──────── PROVIDED ENTRIES
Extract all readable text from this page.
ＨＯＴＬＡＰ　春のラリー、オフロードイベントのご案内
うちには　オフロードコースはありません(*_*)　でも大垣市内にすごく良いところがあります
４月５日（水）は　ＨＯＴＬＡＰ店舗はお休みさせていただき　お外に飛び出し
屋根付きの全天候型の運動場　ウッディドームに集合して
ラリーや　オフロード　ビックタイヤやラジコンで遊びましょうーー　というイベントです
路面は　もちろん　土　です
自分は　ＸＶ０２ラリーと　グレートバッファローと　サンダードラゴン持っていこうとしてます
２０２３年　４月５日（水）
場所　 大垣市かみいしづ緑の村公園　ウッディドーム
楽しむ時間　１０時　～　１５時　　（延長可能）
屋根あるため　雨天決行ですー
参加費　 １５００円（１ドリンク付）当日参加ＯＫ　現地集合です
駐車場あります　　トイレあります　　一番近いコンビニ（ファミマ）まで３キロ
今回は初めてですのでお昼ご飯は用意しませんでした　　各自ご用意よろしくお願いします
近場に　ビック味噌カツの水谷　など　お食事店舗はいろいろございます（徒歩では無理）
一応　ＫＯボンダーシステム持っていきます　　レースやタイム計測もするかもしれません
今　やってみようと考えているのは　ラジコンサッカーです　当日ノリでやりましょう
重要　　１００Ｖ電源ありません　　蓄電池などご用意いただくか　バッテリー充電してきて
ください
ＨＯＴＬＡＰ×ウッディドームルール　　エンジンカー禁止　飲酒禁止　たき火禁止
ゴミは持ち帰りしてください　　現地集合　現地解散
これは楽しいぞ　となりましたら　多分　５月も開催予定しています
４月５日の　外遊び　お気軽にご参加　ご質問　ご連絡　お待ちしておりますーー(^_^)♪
────────────────
──────── PROVIDED ENTRIES
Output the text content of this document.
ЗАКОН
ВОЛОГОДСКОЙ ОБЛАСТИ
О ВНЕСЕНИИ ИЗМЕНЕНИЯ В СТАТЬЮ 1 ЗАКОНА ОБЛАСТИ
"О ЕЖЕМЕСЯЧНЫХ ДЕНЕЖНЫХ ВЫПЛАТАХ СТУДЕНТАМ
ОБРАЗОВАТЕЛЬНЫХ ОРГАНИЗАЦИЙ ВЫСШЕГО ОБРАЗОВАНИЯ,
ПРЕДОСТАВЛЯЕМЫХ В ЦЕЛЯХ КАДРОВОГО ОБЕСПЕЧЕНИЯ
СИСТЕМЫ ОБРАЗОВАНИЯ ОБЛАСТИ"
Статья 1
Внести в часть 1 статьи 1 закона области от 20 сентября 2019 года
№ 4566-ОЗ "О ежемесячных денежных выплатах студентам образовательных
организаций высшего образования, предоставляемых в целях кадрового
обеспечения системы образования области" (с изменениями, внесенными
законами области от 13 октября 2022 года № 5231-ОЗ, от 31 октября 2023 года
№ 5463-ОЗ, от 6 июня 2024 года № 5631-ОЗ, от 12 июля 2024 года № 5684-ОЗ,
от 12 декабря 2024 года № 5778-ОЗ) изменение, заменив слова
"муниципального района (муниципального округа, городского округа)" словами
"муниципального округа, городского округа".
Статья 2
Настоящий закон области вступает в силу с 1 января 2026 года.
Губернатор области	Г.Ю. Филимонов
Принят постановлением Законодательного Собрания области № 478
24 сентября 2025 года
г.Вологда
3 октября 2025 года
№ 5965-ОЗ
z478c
────────────────
──────── PROVIDED ENTRIES
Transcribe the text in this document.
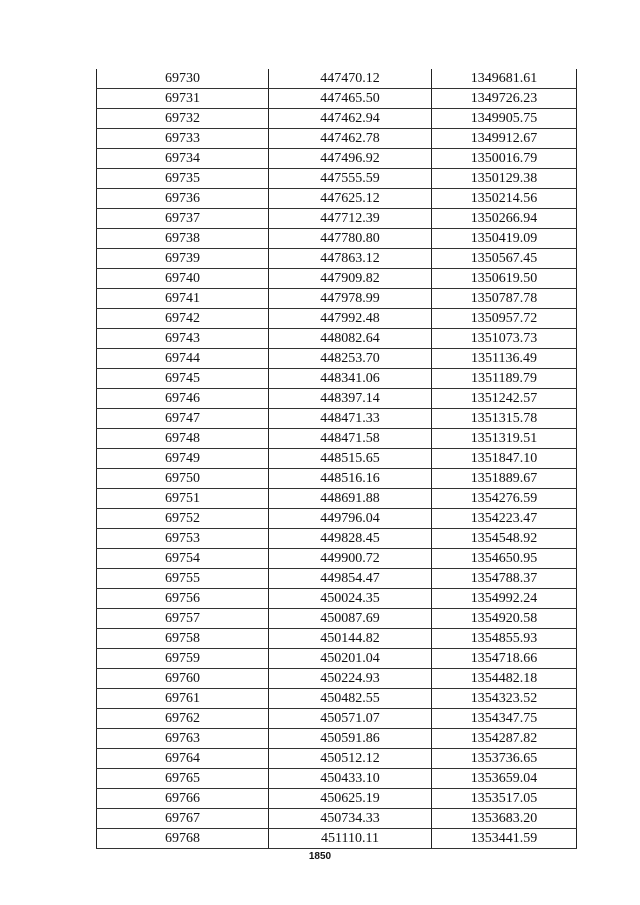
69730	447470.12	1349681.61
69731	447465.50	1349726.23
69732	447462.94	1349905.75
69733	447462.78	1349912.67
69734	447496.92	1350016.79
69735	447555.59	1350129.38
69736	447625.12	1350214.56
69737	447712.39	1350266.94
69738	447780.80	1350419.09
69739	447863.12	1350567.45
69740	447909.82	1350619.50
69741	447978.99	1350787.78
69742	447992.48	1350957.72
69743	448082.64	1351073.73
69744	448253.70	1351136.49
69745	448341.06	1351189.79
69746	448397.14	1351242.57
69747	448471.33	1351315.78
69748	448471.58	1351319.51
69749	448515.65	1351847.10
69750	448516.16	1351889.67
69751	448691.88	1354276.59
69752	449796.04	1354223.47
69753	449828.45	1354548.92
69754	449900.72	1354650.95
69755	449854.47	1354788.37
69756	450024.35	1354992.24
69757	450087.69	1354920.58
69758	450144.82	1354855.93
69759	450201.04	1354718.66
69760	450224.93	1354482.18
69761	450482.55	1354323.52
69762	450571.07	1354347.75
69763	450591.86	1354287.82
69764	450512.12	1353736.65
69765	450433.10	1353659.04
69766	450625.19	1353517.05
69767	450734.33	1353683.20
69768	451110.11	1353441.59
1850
────────────────
## AIM
Give only the number of lines in the entries above that hold the string "городского".

## ANSWER IN FULL
2